▶ **Stated task**:
Extract each line of the material that follows exactly and omit its pictures.

* start *

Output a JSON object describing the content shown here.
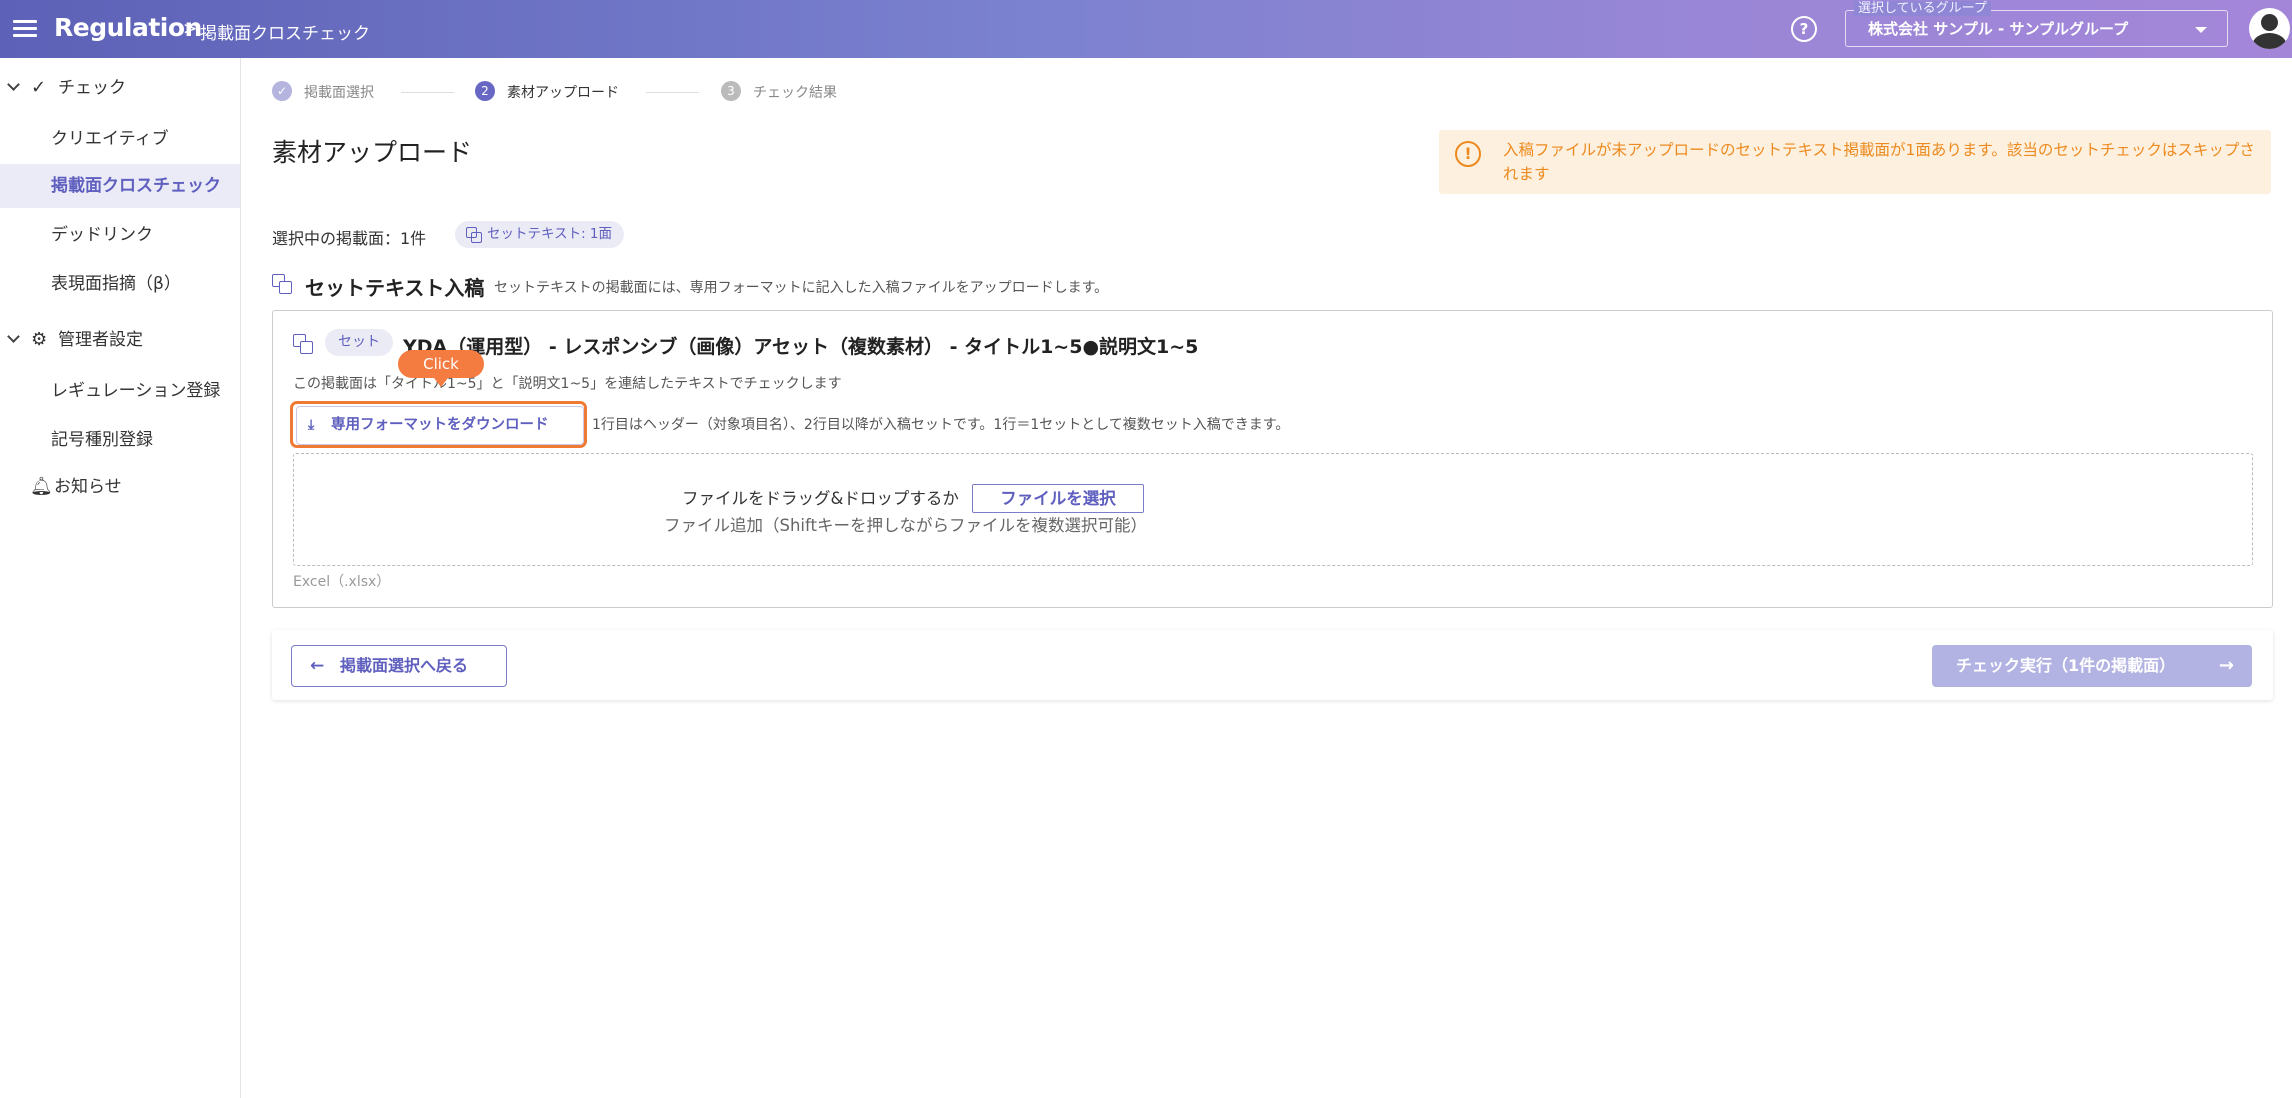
{
  "header": {
    "app_title": "Regulation",
    "breadcrumb_sep": ">",
    "breadcrumb_page": "掲載面クロスチェック",
    "help_icon": "?",
    "group_legend": "選択しているグループ",
    "group_value": "株式会社 サンプル - サンプルグループ"
  },
  "sidebar": {
    "items": [
      {
        "label": "チェック",
        "icon": "check-icon",
        "kind": "parent"
      },
      {
        "label": "クリエイティブ",
        "kind": "child"
      },
      {
        "label": "掲載面クロスチェック",
        "kind": "child",
        "active": true
      },
      {
        "label": "デッドリンク",
        "kind": "child"
      },
      {
        "label": "表現面指摘（β）",
        "kind": "child"
      },
      {
        "label": "管理者設定",
        "icon": "admin-settings-icon",
        "kind": "parent"
      },
      {
        "label": "レギュレーション登録",
        "kind": "child"
      },
      {
        "label": "記号種別登録",
        "kind": "child"
      },
      {
        "label": "お知らせ",
        "icon": "bell-icon",
        "kind": "parent"
      }
    ]
  },
  "stepper": {
    "steps": [
      {
        "num": "✓",
        "label": "掲載面選択",
        "state": "done"
      },
      {
        "num": "2",
        "label": "素材アップロード",
        "state": "current"
      },
      {
        "num": "3",
        "label": "チェック結果",
        "state": "todo"
      }
    ]
  },
  "main": {
    "title": "素材アップロード",
    "warning": "入稿ファイルが未アップロードのセットテキスト掲載面が1面あります。該当のセットチェックはスキップされます",
    "selected_label": "選択中の掲載面：1件",
    "selected_chip": "セットテキスト: 1面",
    "section_title": "セットテキスト入稿",
    "section_desc": "セットテキストの掲載面には、専用フォーマットに記入した入稿ファイルをアップロードします。"
  },
  "card": {
    "chip": "セット",
    "title": "YDA（運用型） - レスポンシブ（画像）アセット（複数素材） - タイトル1~5●説明文1~5",
    "note": "この掲載面は「タイトル1~5」と「説明文1~5」を連結したテキストでチェックします",
    "download_button": "専用フォーマットをダウンロード",
    "download_note": "1行目はヘッダー（対象項目名）、2行目以降が入稿セットです。1行＝1セットとして複数セット入稿できます。",
    "click_badge": "Click",
    "dropzone_text": "ファイルをドラッグ&ドロップするか",
    "dropzone_button": "ファイルを選択",
    "dropzone_sub": "ファイル追加（Shiftキーを押しながらファイルを複数選択可能）",
    "file_types": "Excel（.xlsx）"
  },
  "footer": {
    "back_button": "掲載面選択へ戻る",
    "run_button": "チェック実行（1件の掲載面）"
  },
  "colors": {
    "accent": "#5f5fbf",
    "warning": "#ed8a1f",
    "highlight": "#f07a34"
  }
}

* end *

▶ **Problem solution**:
Output a JSON object describing the content shown here.
{
  "header": {
    "app_title": "Regulation",
    "breadcrumb_sep": ">",
    "breadcrumb_page": "掲載面クロスチェック",
    "help_icon": "?",
    "group_legend": "選択しているグループ",
    "group_value": "株式会社 サンプル - サンプルグループ"
  },
  "sidebar": {
    "items": [
      {
        "label": "チェック",
        "icon": "check-icon",
        "kind": "parent"
      },
      {
        "label": "クリエイティブ",
        "kind": "child"
      },
      {
        "label": "掲載面クロスチェック",
        "kind": "child",
        "active": true
      },
      {
        "label": "デッドリンク",
        "kind": "child"
      },
      {
        "label": "表現面指摘（β）",
        "kind": "child"
      },
      {
        "label": "管理者設定",
        "icon": "admin-settings-icon",
        "kind": "parent"
      },
      {
        "label": "レギュレーション登録",
        "kind": "child"
      },
      {
        "label": "記号種別登録",
        "kind": "child"
      },
      {
        "label": "お知らせ",
        "icon": "bell-icon",
        "kind": "parent"
      }
    ]
  },
  "stepper": {
    "steps": [
      {
        "num": "✓",
        "label": "掲載面選択",
        "state": "done"
      },
      {
        "num": "2",
        "label": "素材アップロード",
        "state": "current"
      },
      {
        "num": "3",
        "label": "チェック結果",
        "state": "todo"
      }
    ]
  },
  "main": {
    "title": "素材アップロード",
    "warning": "入稿ファイルが未アップロードのセットテキスト掲載面が1面あります。該当のセットチェックはスキップされます",
    "selected_label": "選択中の掲載面：1件",
    "selected_chip": "セットテキスト: 1面",
    "section_title": "セットテキスト入稿",
    "section_desc": "セットテキストの掲載面には、専用フォーマットに記入した入稿ファイルをアップロードします。"
  },
  "card": {
    "chip": "セット",
    "title": "YDA（運用型） - レスポンシブ（画像）アセット（複数素材） - タイトル1~5●説明文1~5",
    "note": "この掲載面は「タイトル1~5」と「説明文1~5」を連結したテキストでチェックします",
    "download_button": "専用フォーマットをダウンロード",
    "download_note": "1行目はヘッダー（対象項目名）、2行目以降が入稿セットです。1行＝1セットとして複数セット入稿できます。",
    "click_badge": "Click",
    "dropzone_text": "ファイルをドラッグ&ドロップするか",
    "dropzone_button": "ファイルを選択",
    "dropzone_sub": "ファイル追加（Shiftキーを押しながらファイルを複数選択可能）",
    "file_types": "Excel（.xlsx）"
  },
  "footer": {
    "back_button": "掲載面選択へ戻る",
    "run_button": "チェック実行（1件の掲載面）"
  },
  "colors": {
    "accent": "#5f5fbf",
    "warning": "#ed8a1f",
    "highlight": "#f07a34"
  }
}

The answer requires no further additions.